— EXERCISE BRIEF —
All lines featuring the string "ساعتها" are to be listed.

Dataset items:

— start —

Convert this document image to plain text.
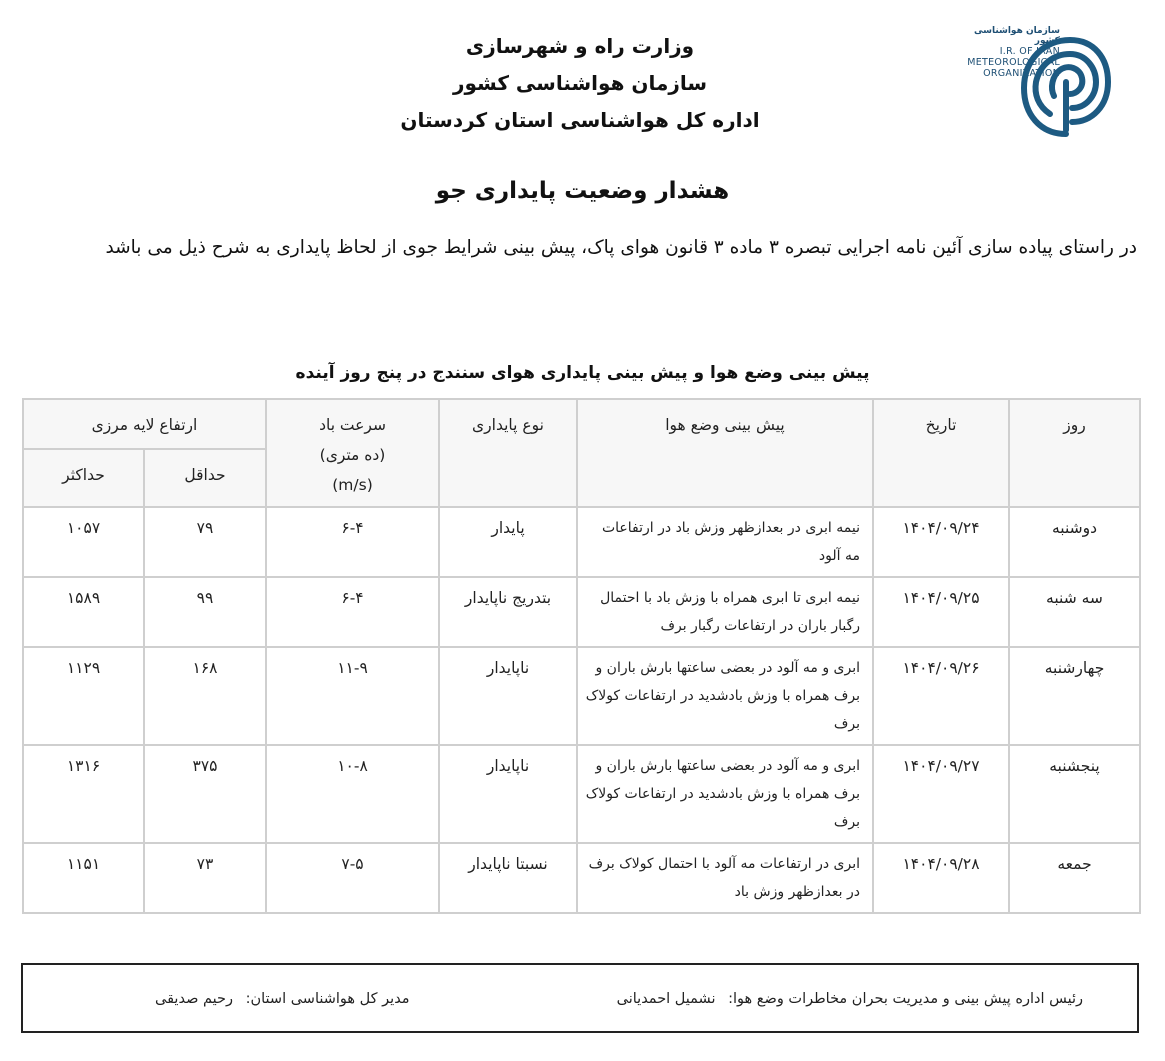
وزارت راه و شهرسازی
سازمان هواشناسی کشور
اداره کل هواشناسی استان کردستان
سازمان هواشناسی کشور
I.R. OF IRAN
METEOROLOGICAL
ORGANIZATION
هشدار وضعیت پایداری جو
در راستای پیاده سازی آئین نامه اجرایی تبصره ۳ ماده ۳ قانون هوای پاک، پیش بینی شرایط جوی از لحاظ پایداری به شرح ذیل می باشد
پیش بینی وضع هوا و پیش بینی پایداری هوای سنندج در پنج روز آینده
روز	تاریخ	پیش بینی وضع هوا	نوع پایداری	سرعت باد
(ده متری)
(m/s)	ارتفاع لایه مرزی	
					حداقل	حداکثر
دوشنبه	۱۴۰۴/۰۹/۲۴	نیمه ابری در بعدازظهر وزش باد در ارتفاعات مه آلود	پایدار	۶-۴	۷۹	۱۰۵۷
سه شنبه	۱۴۰۴/۰۹/۲۵	نیمه ابری تا ابری همراه با وزش باد با احتمال رگبار باران در ارتفاعات رگبار برف	بتدریج ناپایدار	۶-۴	۹۹	۱۵۸۹
چهارشنبه	۱۴۰۴/۰۹/۲۶	ابری و مه آلود در بعضی ساعتها بارش باران و برف همراه با وزش بادشدید در ارتفاعات کولاک برف	ناپایدار	۱۱-۹	۱۶۸	۱۱۲۹
پنجشنبه	۱۴۰۴/۰۹/۲۷	ابری و مه آلود در بعضی ساعتها بارش باران و برف همراه با وزش بادشدید در ارتفاعات کولاک برف	ناپایدار	۱۰-۸	۳۷۵	۱۳۱۶
جمعه	۱۴۰۴/۰۹/۲۸	ابری در ارتفاعات مه آلود با احتمال کولاک برف در بعدازظهر وزش باد	نسبتا ناپایدار	۷-۵	۷۳	۱۱۵۱
رئیس اداره پیش بینی و مدیریت بحران مخاطرات وضع هوا: نشمیل احمدیانی
مدیر کل هواشناسی استان: رحیم صدیقی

— end —

— FULL ANSWER —
چهارشنبه	۱۴۰۴/۰۹/۲۶	ابری و مه آلود در بعضی ساعتها بارش باران و برف همراه با وزش بادشدید در ارتفاعات کولاک برف	ناپایدار	۱۱-۹	۱۶۸	۱۱۲۹
پنجشنبه	۱۴۰۴/۰۹/۲۷	ابری و مه آلود در بعضی ساعتها بارش باران و برف همراه با وزش بادشدید در ارتفاعات کولاک برف	ناپایدار	۱۰-۸	۳۷۵	۱۳۱۶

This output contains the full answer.